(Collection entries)
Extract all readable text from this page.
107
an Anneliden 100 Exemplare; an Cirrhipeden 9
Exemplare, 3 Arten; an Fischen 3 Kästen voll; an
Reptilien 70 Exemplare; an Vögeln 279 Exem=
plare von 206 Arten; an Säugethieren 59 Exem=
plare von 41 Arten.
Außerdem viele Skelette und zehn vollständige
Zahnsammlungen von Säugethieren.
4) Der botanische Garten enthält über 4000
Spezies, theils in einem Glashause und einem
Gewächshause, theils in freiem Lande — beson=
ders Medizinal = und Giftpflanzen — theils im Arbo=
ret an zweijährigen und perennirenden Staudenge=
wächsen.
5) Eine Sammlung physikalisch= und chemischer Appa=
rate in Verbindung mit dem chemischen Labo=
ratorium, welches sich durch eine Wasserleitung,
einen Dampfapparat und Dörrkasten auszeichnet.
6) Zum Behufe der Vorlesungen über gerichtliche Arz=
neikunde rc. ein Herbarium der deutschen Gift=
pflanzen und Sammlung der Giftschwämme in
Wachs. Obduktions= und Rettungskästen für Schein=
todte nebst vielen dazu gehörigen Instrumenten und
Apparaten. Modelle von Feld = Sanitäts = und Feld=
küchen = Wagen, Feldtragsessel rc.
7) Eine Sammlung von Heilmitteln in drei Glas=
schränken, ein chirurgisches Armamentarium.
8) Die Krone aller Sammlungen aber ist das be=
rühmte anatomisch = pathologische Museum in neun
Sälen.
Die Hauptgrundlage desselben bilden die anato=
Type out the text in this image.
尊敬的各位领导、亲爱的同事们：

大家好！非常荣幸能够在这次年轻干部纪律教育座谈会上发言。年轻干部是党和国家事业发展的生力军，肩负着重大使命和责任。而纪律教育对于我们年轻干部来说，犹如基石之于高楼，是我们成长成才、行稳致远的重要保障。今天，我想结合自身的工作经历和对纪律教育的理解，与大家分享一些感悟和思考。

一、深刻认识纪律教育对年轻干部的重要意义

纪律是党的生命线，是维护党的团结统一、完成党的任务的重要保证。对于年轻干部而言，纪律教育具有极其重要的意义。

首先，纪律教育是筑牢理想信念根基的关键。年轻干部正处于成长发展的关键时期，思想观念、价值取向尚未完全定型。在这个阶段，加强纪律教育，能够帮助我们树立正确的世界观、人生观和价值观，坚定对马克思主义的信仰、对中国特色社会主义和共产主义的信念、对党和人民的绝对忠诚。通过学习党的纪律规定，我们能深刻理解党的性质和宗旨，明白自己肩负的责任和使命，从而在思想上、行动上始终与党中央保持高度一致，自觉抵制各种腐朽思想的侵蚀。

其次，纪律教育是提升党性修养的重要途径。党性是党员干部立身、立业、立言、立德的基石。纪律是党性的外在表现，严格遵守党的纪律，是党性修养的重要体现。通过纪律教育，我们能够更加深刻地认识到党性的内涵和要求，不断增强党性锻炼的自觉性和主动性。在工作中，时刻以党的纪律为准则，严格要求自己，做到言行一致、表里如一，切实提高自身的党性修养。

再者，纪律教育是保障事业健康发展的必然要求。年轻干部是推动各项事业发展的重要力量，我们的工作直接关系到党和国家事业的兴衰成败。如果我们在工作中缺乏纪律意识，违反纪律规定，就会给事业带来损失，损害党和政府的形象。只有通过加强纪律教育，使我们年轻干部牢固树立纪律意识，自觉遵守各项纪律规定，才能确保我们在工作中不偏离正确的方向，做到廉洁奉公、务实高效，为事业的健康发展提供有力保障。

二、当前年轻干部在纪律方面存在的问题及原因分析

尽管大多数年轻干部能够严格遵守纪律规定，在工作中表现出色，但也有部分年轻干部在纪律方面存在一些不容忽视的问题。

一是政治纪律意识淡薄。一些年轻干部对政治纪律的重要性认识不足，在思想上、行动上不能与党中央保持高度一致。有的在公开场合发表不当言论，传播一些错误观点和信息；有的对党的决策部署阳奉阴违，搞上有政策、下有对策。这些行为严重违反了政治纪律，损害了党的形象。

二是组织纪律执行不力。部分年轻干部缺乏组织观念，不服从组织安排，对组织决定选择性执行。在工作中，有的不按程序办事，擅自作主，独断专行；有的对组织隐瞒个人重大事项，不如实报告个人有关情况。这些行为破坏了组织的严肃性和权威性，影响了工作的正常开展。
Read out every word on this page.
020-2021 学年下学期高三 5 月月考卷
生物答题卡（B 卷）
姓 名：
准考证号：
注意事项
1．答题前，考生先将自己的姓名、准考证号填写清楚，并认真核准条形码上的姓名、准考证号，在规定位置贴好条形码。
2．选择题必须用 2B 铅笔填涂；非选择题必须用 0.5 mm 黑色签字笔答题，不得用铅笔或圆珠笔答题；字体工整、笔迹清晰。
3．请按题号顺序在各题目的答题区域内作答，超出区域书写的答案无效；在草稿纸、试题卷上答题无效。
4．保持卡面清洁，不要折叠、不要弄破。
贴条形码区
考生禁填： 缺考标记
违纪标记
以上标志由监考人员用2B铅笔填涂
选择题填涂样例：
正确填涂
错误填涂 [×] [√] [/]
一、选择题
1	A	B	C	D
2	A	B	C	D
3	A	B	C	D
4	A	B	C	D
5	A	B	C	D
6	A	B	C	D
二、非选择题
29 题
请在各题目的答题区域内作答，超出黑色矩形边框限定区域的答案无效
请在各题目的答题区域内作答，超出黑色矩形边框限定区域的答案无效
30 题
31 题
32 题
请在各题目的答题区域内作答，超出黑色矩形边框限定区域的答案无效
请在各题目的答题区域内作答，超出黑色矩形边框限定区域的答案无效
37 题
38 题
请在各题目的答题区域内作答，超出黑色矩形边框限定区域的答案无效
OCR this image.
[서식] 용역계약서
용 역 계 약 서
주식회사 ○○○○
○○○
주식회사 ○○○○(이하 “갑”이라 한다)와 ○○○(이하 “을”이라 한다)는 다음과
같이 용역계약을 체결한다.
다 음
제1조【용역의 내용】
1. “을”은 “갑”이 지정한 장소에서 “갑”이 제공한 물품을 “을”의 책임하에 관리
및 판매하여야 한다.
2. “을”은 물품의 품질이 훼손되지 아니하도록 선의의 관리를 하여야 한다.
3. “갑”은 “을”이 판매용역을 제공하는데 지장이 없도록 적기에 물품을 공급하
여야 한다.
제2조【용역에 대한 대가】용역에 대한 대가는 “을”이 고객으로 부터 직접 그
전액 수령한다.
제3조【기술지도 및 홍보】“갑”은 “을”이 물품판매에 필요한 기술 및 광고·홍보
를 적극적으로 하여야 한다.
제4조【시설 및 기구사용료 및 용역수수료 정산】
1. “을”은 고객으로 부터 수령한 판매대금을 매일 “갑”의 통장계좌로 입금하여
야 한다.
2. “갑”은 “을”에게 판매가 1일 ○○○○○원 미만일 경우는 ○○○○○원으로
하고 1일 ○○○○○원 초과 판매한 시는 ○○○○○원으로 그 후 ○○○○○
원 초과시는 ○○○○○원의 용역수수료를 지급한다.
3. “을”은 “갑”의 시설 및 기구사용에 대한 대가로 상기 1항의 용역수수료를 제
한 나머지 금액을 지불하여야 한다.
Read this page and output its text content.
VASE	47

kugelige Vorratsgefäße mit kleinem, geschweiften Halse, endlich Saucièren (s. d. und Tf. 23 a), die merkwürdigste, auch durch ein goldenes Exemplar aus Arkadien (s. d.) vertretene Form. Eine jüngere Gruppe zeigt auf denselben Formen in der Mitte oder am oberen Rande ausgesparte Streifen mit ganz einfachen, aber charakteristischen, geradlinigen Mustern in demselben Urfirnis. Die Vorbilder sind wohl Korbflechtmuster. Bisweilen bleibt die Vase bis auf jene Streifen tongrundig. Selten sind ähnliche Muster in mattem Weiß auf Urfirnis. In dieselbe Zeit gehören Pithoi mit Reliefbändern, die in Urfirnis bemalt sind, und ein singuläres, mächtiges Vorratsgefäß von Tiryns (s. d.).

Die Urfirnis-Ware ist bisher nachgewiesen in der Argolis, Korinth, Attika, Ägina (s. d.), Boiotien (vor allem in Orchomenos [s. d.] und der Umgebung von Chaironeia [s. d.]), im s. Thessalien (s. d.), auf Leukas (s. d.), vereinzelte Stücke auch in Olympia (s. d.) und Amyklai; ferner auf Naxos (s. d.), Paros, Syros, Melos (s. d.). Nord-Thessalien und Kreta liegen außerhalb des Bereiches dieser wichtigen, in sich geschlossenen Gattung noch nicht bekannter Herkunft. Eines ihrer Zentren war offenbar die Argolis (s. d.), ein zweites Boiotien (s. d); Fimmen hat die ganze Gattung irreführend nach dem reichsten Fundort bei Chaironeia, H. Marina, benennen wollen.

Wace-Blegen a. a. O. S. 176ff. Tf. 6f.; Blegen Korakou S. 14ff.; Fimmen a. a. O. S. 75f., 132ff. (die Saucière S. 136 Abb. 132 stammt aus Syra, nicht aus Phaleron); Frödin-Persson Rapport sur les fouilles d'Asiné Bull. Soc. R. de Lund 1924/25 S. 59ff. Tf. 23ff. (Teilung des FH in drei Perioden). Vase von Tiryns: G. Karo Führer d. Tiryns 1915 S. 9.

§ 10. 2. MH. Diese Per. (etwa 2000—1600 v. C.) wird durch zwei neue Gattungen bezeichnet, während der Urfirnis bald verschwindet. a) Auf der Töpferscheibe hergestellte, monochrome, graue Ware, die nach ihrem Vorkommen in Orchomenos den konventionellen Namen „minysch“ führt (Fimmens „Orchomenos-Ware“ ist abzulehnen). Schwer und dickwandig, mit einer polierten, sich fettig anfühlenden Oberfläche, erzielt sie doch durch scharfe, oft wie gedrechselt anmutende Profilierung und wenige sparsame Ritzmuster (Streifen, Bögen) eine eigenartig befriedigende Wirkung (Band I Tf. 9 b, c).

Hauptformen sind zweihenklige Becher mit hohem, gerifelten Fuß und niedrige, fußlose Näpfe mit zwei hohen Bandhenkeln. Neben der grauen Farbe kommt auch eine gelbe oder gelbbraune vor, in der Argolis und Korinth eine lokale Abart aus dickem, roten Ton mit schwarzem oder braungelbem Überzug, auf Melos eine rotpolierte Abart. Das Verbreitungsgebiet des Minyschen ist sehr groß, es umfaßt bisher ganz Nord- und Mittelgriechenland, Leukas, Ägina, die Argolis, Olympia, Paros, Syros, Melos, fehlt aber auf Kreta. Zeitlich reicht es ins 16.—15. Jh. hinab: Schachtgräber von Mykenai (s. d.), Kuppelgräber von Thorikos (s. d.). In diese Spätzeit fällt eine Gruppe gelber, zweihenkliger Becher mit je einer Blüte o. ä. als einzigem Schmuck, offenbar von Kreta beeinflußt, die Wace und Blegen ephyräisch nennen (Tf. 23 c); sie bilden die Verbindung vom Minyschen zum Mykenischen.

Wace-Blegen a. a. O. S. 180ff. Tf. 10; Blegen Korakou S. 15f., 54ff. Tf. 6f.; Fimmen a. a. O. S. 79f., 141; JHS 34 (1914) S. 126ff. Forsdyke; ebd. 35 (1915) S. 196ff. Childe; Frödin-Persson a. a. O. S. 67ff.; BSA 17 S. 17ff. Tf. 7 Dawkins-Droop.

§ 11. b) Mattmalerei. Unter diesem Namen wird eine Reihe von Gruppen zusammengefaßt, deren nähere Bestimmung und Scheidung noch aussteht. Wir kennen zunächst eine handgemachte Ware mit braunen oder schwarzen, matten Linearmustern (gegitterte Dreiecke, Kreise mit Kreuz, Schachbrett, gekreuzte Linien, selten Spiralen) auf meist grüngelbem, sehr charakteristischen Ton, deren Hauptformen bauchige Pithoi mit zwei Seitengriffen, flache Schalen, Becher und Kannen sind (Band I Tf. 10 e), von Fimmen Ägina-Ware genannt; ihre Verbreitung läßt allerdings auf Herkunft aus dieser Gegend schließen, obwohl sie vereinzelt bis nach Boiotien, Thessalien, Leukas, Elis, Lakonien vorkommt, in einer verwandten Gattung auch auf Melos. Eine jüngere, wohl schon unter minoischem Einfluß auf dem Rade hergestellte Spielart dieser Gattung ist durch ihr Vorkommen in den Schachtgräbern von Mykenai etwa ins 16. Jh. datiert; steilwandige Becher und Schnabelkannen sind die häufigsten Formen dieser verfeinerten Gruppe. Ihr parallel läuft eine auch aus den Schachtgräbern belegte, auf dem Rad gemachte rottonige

Short task —
Which lines contain the word "wohl"? Return each of them.

Exercise answer —
kugelige Vorratsgefäße mit kleinem, geschweiften Halse, endlich Saucièren (s. d. und Tf. 23 a), die merkwürdigste, auch durch ein goldenes Exemplar aus Arkadien (s. d.) vertretene Form. Eine jüngere Gruppe zeigt auf denselben Formen in der Mitte oder am oberen Rande ausgesparte Streifen mit ganz einfachen, aber charakteristischen, geradlinigen Mustern in demselben Urfirnis. Die Vorbilder sind wohl Korbflechtmuster. Bisweilen bleibt die Vase bis auf jene Streifen tongrundig. Selten sind ähnliche Muster in mattem Weiß auf Urfirnis. In dieselbe Zeit gehören Pithoi mit Reliefbändern, die in Urfirnis bemalt sind, und ein singuläres, mächtiges Vorratsgefäß von Tiryns (s. d.).
§ 11. b) Mattmalerei. Unter diesem Namen wird eine Reihe von Gruppen zusammengefaßt, deren nähere Bestimmung und Scheidung noch aussteht. Wir kennen zunächst eine handgemachte Ware mit braunen oder schwarzen, matten Linearmustern (gegitterte Dreiecke, Kreise mit Kreuz, Schachbrett, gekreuzte Linien, selten Spiralen) auf meist grüngelbem, sehr charakteristischen Ton, deren Hauptformen bauchige Pithoi mit zwei Seitengriffen, flache Schalen, Becher und Kannen sind (Band I Tf. 10 e), von Fimmen Ägina-Ware genannt; ihre Verbreitung läßt allerdings auf Herkunft aus dieser Gegend schließen, obwohl sie vereinzelt bis nach Boiotien, Thessalien, Leukas, Elis, Lakonien vorkommt, in einer verwandten Gattung auch auf Melos. Eine jüngere, wohl schon unter minoischem Einfluß auf dem Rade hergestellte Spielart dieser Gattung ist durch ihr Vorkommen in den Schachtgräbern von Mykenai etwa ins 16. Jh. datiert; steilwandige Becher und Schnabelkannen sind die häufigsten Formen dieser verfeinerten Gruppe. Ihr parallel läuft eine auch aus den Schachtgräbern belegte, auf dem Rad gemachte rottonige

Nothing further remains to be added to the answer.